### [ФРАГМЕНТ ДЛЯ ЧТЕНИЯ]
════
Инверсивность отношений между массой и энергией

В своей книге

Наука и Современный мир

Альфред Норт Уайтхед описывает интеллектуальный климат на рубеже веков, который привел к парадигмальному смещению от субстанции к структурным отношениям. Он пишет:

Опасность нависла над адекватностью научного материализма как схемы научного мышления. Сохранение энергии предусматривало новый тип количественного постоянства. Действительно, энергию можно было рассматривать как нечто, дополняющее материю. Однако… понятие «массы» утрачивало свою уникальность в качестве единственной постоянной конечной величины. В дальнейшем мы обнаруживаем изменение отношения между массой и энергией; теперь масса становится наименованием количества энергии, рассматриваемого в зависимости от ее динамических эффектов. Этот ход мыслей приводит к представлению о первичности энергии и соответственному смещению субстанции со своего пьедестала. Однако энергия это всего лишь наименование количественных аспектов некоей структуры событий. [5]

В физике теоретический сдвиг в направлении от материи к структуре привел к значительному углублению нашего понимания физического мира, особенно в области электромагнитных явлений, квантовой теории и теории относительности.

Лингвистика: Фердинанд де Соссюр

В других областях также происходили изменения исходных позиций. В лингвистике первичность материи уступила место структурной первичности благодаря «Курсу общей лингвистики», прочитанному Фердинандом де Соссюром в Женевском университете (1907–11). [6]. Соссюр революционизировал современную лингвистику утверждением, что язык представляет собой систему структурных отношений, а не систему материальных частиц. [7] Еще до Соссюра лингвистика сосредоточила внимание на материальных аспектах языка и его каузальном развитии, прослеживая историю изменения слов во времени. В изучении языка главную роль играли филология и этимология. Тогда как лингвистика девятнадцатого века занималась, преимущественно, исследованием происхождения слов, Соссюр сконцентрировал внимание на синхронном изучении языка как системы структурных отношений. [8]

Структурные отношения между словами

Сдвиг Соссюра, связанный с теоретической восприимчивостью, показал, что смысл слова не является следствием исторической трансмиссии (этимологии), скорее, он генерирован синхронно через словесные отношения с другими словами, формирующими язык в целом. Например, немецкое слово

Blut

, имеет то же значение, что и английское слово

blood

(кровь), потому, что оба слова играют одинаковую роль или используются аналогичным образом в немецком и французском языках; но это не обусловлено их общим этимологическим происхождением. Их использование соответствует относительным структурам, и соответствующие отношения составляют значение слова; то есть,

значение заключается во взаимоотношении терминов, а не в терминах взаимоотношений

. Чтобы продемонстрировать важность этих структурных отношений (иначе говоря, геометрических лингвистических очертаний), в отличие от принятой ранее вещественности отдельных слов, Соссюр предлагает нам сравнить систему языка с игрой в шахматы. Исторически обусловленные изменения материала, из которого изготовлены шахматные фигуры, не влияют на «значение» фигур. Это значение определяется той ролью, которую они играют, и тем, как они используются по отношению к другим фигурам. Если мы будем использовать фигуры из слоновой кости вместо деревянных фигур, то такое изменение материала не повлияет на систему структурных отношений, на правила игры. Однако если мы изменим количество шахматных фигур, то мы изменим структуру, или «грамматику» игры. Соссюр приходит к заключению, что «язык является формой, а не материей».
════
### [ИСХОДНЫЕ ДАННЫЕ]
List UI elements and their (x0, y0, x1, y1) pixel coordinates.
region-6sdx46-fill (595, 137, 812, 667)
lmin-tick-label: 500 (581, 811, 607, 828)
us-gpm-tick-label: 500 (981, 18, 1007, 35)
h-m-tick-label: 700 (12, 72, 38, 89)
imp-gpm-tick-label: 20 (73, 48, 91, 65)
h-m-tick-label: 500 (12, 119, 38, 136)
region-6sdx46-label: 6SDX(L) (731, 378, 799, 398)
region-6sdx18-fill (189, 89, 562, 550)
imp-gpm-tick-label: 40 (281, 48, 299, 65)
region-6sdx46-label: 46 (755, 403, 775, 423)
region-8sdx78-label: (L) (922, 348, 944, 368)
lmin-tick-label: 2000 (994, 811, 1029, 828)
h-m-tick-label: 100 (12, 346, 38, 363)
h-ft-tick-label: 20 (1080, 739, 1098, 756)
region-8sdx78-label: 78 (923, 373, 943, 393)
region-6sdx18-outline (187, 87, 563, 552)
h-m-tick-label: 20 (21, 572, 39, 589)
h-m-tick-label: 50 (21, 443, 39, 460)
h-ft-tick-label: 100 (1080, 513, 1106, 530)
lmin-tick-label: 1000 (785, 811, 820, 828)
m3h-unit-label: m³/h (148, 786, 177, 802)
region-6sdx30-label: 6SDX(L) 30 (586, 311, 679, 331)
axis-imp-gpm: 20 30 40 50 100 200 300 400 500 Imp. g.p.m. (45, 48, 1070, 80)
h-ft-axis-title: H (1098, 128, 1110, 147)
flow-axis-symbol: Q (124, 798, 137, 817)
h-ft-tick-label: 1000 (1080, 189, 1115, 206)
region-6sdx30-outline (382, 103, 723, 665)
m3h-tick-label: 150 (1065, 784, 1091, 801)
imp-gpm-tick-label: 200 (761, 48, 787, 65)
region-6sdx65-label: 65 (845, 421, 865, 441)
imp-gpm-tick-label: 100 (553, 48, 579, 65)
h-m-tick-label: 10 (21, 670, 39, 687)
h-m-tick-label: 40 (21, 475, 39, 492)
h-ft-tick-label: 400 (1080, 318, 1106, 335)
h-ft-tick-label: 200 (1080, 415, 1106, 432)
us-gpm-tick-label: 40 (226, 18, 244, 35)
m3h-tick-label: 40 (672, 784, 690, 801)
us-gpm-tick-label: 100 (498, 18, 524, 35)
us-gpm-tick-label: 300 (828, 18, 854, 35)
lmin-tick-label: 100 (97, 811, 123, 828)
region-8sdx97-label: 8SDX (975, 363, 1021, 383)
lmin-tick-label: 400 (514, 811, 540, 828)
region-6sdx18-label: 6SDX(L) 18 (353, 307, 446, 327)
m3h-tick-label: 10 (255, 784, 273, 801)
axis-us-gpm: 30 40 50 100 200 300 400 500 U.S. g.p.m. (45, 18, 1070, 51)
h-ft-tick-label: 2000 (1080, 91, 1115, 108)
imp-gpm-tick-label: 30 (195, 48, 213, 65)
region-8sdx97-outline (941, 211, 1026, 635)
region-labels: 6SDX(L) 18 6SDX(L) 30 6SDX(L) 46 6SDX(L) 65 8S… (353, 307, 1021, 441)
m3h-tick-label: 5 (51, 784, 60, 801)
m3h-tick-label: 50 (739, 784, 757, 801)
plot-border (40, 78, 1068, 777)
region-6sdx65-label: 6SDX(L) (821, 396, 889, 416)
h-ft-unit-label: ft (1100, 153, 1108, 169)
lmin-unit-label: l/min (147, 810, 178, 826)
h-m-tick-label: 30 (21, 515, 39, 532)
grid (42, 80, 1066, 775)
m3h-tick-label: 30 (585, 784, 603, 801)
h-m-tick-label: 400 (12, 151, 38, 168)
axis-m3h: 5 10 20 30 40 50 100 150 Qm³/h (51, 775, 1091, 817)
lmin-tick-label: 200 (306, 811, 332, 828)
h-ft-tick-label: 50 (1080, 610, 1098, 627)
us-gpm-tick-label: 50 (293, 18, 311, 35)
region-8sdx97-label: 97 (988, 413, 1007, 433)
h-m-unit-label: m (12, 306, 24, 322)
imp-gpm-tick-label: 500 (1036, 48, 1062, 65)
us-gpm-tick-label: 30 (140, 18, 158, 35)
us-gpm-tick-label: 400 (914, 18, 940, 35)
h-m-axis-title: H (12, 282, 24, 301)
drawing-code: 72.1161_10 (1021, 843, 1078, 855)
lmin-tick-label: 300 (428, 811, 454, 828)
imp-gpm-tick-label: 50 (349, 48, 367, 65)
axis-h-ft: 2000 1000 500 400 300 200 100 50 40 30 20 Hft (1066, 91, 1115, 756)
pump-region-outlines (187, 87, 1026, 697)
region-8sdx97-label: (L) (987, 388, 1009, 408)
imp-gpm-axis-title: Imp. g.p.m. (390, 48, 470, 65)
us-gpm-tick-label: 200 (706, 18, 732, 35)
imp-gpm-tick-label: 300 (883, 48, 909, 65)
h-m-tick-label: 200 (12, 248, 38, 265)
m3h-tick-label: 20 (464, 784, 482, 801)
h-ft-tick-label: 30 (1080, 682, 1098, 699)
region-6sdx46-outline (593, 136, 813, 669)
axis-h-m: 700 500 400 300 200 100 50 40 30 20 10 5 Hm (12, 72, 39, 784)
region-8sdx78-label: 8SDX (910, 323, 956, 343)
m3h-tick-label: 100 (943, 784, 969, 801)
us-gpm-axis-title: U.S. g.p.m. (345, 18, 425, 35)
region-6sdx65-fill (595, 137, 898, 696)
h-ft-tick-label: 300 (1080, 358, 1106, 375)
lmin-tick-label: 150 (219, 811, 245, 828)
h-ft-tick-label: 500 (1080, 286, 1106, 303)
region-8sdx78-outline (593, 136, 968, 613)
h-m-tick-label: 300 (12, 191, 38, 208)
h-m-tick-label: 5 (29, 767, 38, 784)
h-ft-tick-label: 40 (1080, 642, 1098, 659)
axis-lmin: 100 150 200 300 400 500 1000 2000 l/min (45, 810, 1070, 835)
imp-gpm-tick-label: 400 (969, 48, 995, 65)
════
### [ВОПРОСЫ К ТЕКСТУ]
- A) Где, согласно фрагменту, Фердинанд де Соссюр прочитал «Курс общей лингвистики»?
- B) Выведите, пожалуйста, часть фрагмента без изменений: начните с места, где стоят слова «В физике теоретический», и остановитесь после слов «и теории относительности.».

### [ОТВЕТЫ К ЗАДАНИЯМ]
- A) В Женевском университете (1907–11).

- B)
В физике теоретический сдвиг в направлении от материи к структуре привел к значительному углублению нашего понимания физического мира, особенно в области электромагнитных явлений, квантовой теории и теории относительности.